** START Data entries **

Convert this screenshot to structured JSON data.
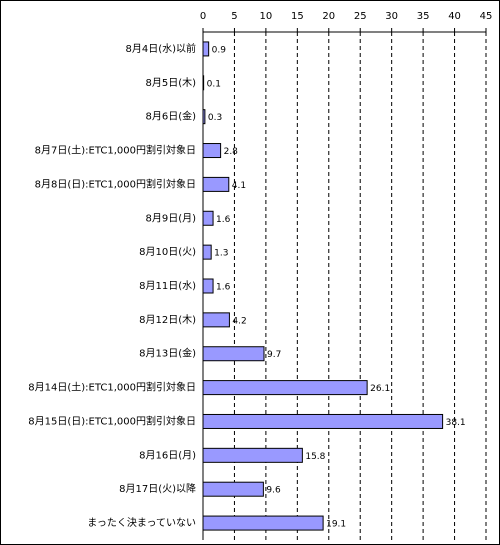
{
  "chart_data": {
    "type": "bar",
    "orientation": "horizontal",
    "categories": [
      "8月4日(水)以前",
      "8月5日(木)",
      "8月6日(金)",
      "8月7日(土):ETC1,000円割引対象日",
      "8月8日(日):ETC1,000円割引対象日",
      "8月9日(月)",
      "8月10日(火)",
      "8月11日(水)",
      "8月12日(木)",
      "8月13日(金)",
      "8月14日(土):ETC1,000円割引対象日",
      "8月15日(日):ETC1,000円割引対象日",
      "8月16日(月)",
      "8月17日(火)以降",
      "まったく決まっていない"
    ],
    "values": [
      0.9,
      0.1,
      0.3,
      2.8,
      4.1,
      1.6,
      1.3,
      1.6,
      4.2,
      9.7,
      26.1,
      38.1,
      15.8,
      9.6,
      19.1
    ],
    "color": "#9999ff",
    "xlim": [
      0,
      45
    ],
    "xticks": [
      0,
      5,
      10,
      15,
      20,
      25,
      30,
      35,
      40,
      45
    ],
    "grid": true
  }
}
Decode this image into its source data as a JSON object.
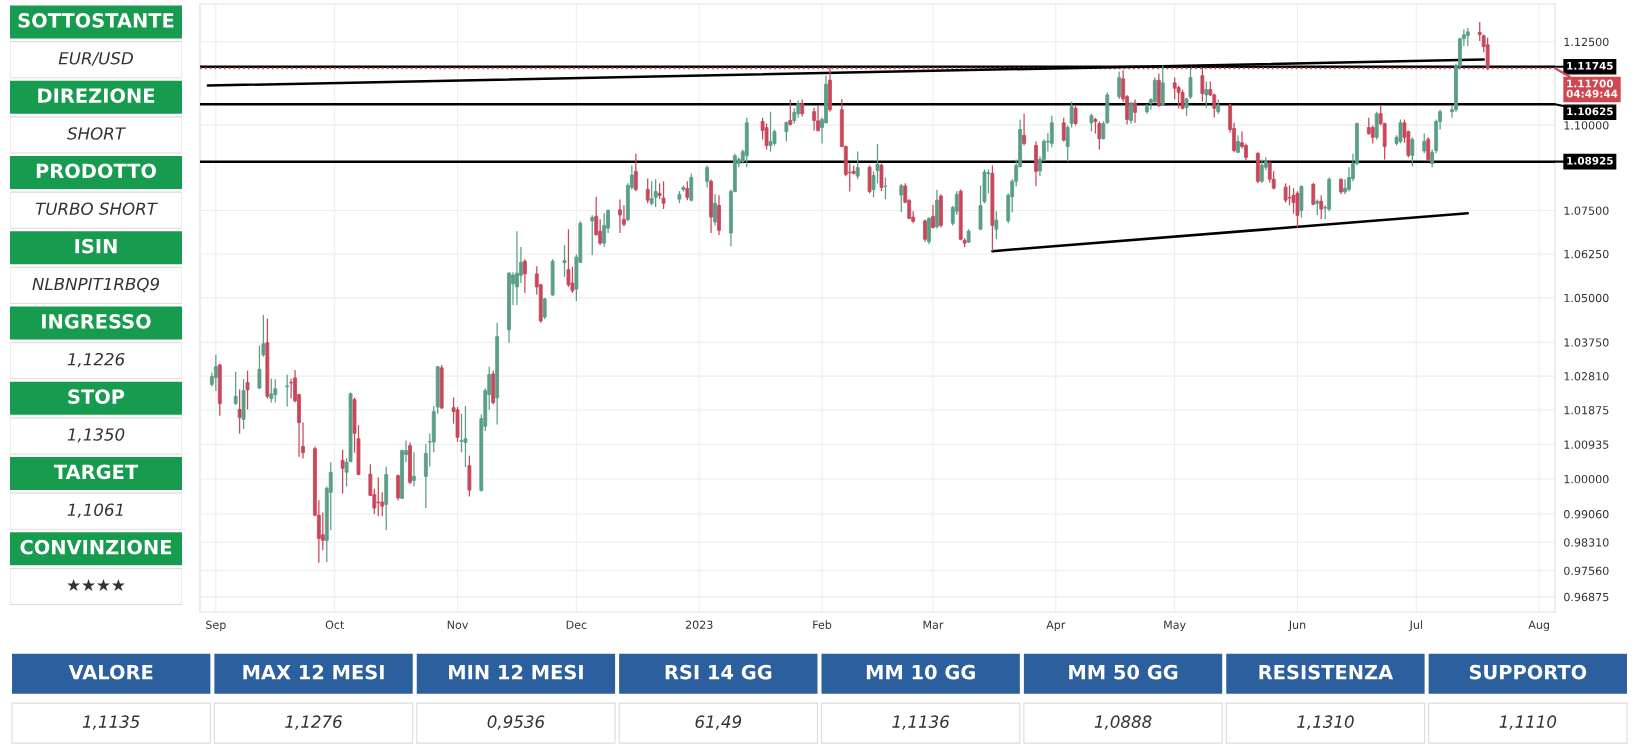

** END Data entries **

**What the task requires**
Print the records word for word and exclude any picture they hold.

**Response**
Convert this screenshot to structured JSON data.
{
  "chart_data": {
    "type": "bar",
    "orientation": "horizontal",
    "categories": [
      "8月4日(水)以前",
      "8月5日(木)",
      "8月6日(金)",
      "8月7日(土):ETC1,000円割引対象日",
      "8月8日(日):ETC1,000円割引対象日",
      "8月9日(月)",
      "8月10日(火)",
      "8月11日(水)",
      "8月12日(木)",
      "8月13日(金)",
      "8月14日(土):ETC1,000円割引対象日",
      "8月15日(日):ETC1,000円割引対象日",
      "8月16日(月)",
      "8月17日(火)以降",
      "まったく決まっていない"
    ],
    "values": [
      0.9,
      0.1,
      0.3,
      2.8,
      4.1,
      1.6,
      1.3,
      1.6,
      4.2,
      9.7,
      26.1,
      38.1,
      15.8,
      9.6,
      19.1
    ],
    "color": "#9999ff",
    "xlim": [
      0,
      45
    ],
    "xticks": [
      0,
      5,
      10,
      15,
      20,
      25,
      30,
      35,
      40,
      45
    ],
    "grid": true
  }
}
Decode this image into its source data as a JSON object.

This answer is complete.